**Tekstfragment**.
Daar werden we midden april 1945 bevrijd door de Canadezen van het 2e Canadese Legerkorps. Op straat kwam ik mijn ouders tegen en met ons drietjes vonden we Erni terug. De omvang van ons geluk was niet te vatten.’

 

Na de oorlog

 

‘Ik werd al snel na de bevrijding door mevrouw Visscher naar de directeur van de Rijks-HBS in Zwolle gebracht en ik mocht in de eerste klas plaats nemen. We trokken op 23 april 1945 met ons vieren in bij een kunstschilder in Zwolle.

Op 11 juni keerden mijn ouders met Erni terug naar Den Haag en ik bleef achter in Zwolle om die eerste klas af te maken. Ik werd gestald bij een streng gereformeerde onderwijzersfamilie. Op 4 augustus 1945 kwam ik terug bij mijn ouders en Erni.’

 

Terug in Den Haag

 

‘In ons huis zaten Rotterdamse evacués. We huurden tijdelijk een woning. Mijnheer Liesker kwam met de sleutel van de zaak in zijn hand en zei tegen mijn vader: “Hier is de sleutel van je zaak.”’

 

Stevin hbs

 

‘Na de zomervakantie van 1945 kwam ik in de tweede klas van de Stevin hbs in Den Haag. Er werd totaal geen rekening met mij gehouden. Bijna niemand van de leerkrachten wist dat ik een Joods kind was die uit de onderduik kwam en nauwelijks lagere school had gehad.

In de derde klas kwam een heel stel zojuist uit Nederlands-Indië gerepatrieerde jongelui. Deze groep eiste veel aandacht en in de ogen van de leraren hoorde ik gewoon bij de Nederlandse kinderen die niets hadden meegemaakt. Toen ik een keer bij wiskunde iets helemaal niet begreep, stak ik mijn vinger op en zei: “Mijnheer, ik begrijp dit niet.” De leraar zei: “Dat hebben we vorig jaar toch uitvoerig besproken.” Toen ben ik ontzettend kwaad geworden en ik schreeuwde: “Toen zat IK in het bos en kon ik u niet horen.” Geen reactie, niemand begreep het.’

 

De Joodse Brigade

 

embleem Joodse Brigade
embleem Joodse Brigade

‘Het zal augustus 1945 zijn geweest toen ik met mijn vader naar de binnenstad gingen. Daar zagen we soldaten met een gouden Magen David op een blauw-wit-blauw veld op hun mouw en wij hoorden ze Hebreeuws spreken. Diezelfde middag nog namen wij een Palestijnse soldaat mee naar huis. Die bleef trouw komen. Dat was een grote gebeurtenis. Mijn vader had ons tijdens de oorlog over het zionisme verteld en ons daarmee aangestoken.

**Gestelde opgave 1**.
Beantwoord de volgende vragen over het fragment over de naoorlogse jaren:
(a) Op welke datum trokken ze met z'n vieren in bij een kunstschilder in Zwolle?
(b) Wat zei mijnheer Liesker tegen de vader toen hij met de sleutel kwam?
(c) Wat droegen de soldaten in de binnenstad op hun mouw?
**Gestelde opgave 2**.
Pak het fragment over de naoorlogse jaren op na de laatste zin en schrijf het verder.

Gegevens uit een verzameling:
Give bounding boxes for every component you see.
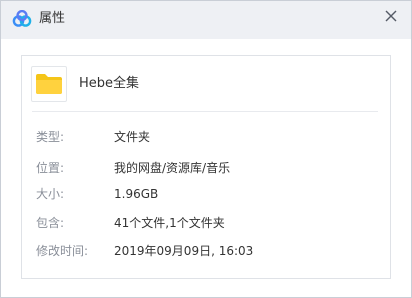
contains-value: 41个文件,1个文件夹 [114, 216, 225, 230]
location-value: 我的网盘/资源库/音乐 [114, 161, 231, 175]
baidu-netdisk-logo-icon [12, 9, 32, 28]
type-value: 文件夹 [114, 130, 151, 144]
type-label: 类型: [36, 130, 65, 144]
location-label: 位置: [36, 161, 65, 175]
file-icon-box [31, 66, 67, 102]
close-icon [385, 10, 397, 22]
file-name: Hebe全集 [79, 76, 140, 91]
divider [32, 111, 378, 112]
modified-time-value: 2019年09月09日, 16:03 [114, 244, 254, 258]
size-label: 大小: [36, 187, 65, 201]
folder-icon [36, 74, 62, 94]
properties-dialog: 属性 Hebe全集 类型: 文件夹 位置: 我的网盘/资源库/音乐 大小: 1.… [0, 0, 412, 298]
properties-panel: Hebe全集 类型: 文件夹 位置: 我的网盘/资源库/音乐 大小: 1.96G… [21, 55, 391, 279]
size-value: 1.96GB [114, 187, 159, 201]
modified-time-label: 修改时间: [36, 244, 89, 258]
close-button[interactable] [381, 6, 401, 26]
contains-label: 包含: [36, 216, 65, 230]
dialog-titlebar[interactable]: 属性 [1, 1, 411, 39]
dialog-title: 属性 [39, 11, 66, 26]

**Schriftelijk antwoord 1**.
(a) Op 23 april 1945.
(b) "Hier is de sleutel van je zaak."
(c) Een gouden Magen David op een blauw-wit-blauw veld.

**Schriftelijk antwoord 2**.
Ik herinner me een groot feest dat de Joodse Brigade in de dierentuin voor de Joden organiseerde.

Mijn helden waren de Ivriet-sprekende soldaten van de Joodse Brigade, die bij ons thuis kwamen eten. Ze vertelden wilde verhalen over hoe ze de Engelsen, voor kort nog hun wapenbroeders en onze bevrijders, belazerden met schijnhuwelijken en het smokkelen van Joden en wapens naar ons land. Ons land! Zij gaven les in dansen, stokvechten, exercitie en zang.5 Het was voor ons best moeilijk om de Engelsen, onze bevrijders, als vijanden te gaan beschouwen. Dit innerlijk conflict toont hoe snel wij ons gingen identificeren met die Joodse soldaten en ons Erets Jisraël.’

 

Nederlandse padvinders

 

ex libris Walter Bartfeld
ex libris Walter Bartfeld, ontworpen door Ootje Oxenaar

‘Toen ik op de hbs zat, werd ik een heel enthousiaste padvinder. Ik werd lid van de nogal sjieke verkennerstroep “Baron van Pallandt”. Daar kwam ook mijn vriend Ootje Oxenaar.6 Hij heeft voor mij een ex libris gemaakt.] Er zat daar nog een Joodse jongen waarvan ik niet wist dat hij Joods was, Hans van Creveld. Hij werd later een wereldberoemde neuroloog. De meeste jongens kwamen uit gegoede en bijzondere families.

In de zomer had ik mijn padvinderskampen. Ik ben zelfs nog als partrouilleleider met een verkennerspatrouille naar Denemarken gegaan, naar een jamboree namens de Nederlandse delegatie. Pas later ging ik naar de zomerkampen van Haboniem.’

 

Jeugdbeweging

 

‘Erni en ik gingen allebei naar de nieuwe Haagse afdeling van de Joodse Jeugdfederatie, Alijah. In het begin was ik niet erg enthousiast.

Ik zat op de hbs en ik ging naar de JJF-bijeenkomsten die altijd op zondagavond werden gehouden aan de Nieuwe Molstraat. Dat was het gebouw van de Joodse gemeente in Den Haag. Ik ging dan altijd een beetje onder druk van mijn zionistische zusje mee, want ik was heel druk bezig met de verkenners, de padvinderij. Ik ging dan wel mee maar zat me de hele avond te vervelen.

Dan kwam zo’n – in mijn ogen – oude bok, een referaat houden, zo heette dat. Ik heb niets van die referaten onthouden, alleen maar een enkele naam, die van Kautsky.7 We zongen altijd vijf minuten aan het begin van de bijeenkomst en vijf minuten aan het einde, en dan werd ik weer wakker.

Nico Schnitseler
Nico Schnitseler

Onze eerste madriech was Nico Schnitseler (later Nathan Shenhar genaamd). Hij zat in Scheveningen op de zeevaartschool, een heel bijzondere school voor een Joodse jongen. Hij ging later met een lading koeien op Alijah. Hij is later stuurman geworden op grote passagiersschepen. Hij is ten slotte gepensioneerd als commandant van de havenpolitie van Haifa.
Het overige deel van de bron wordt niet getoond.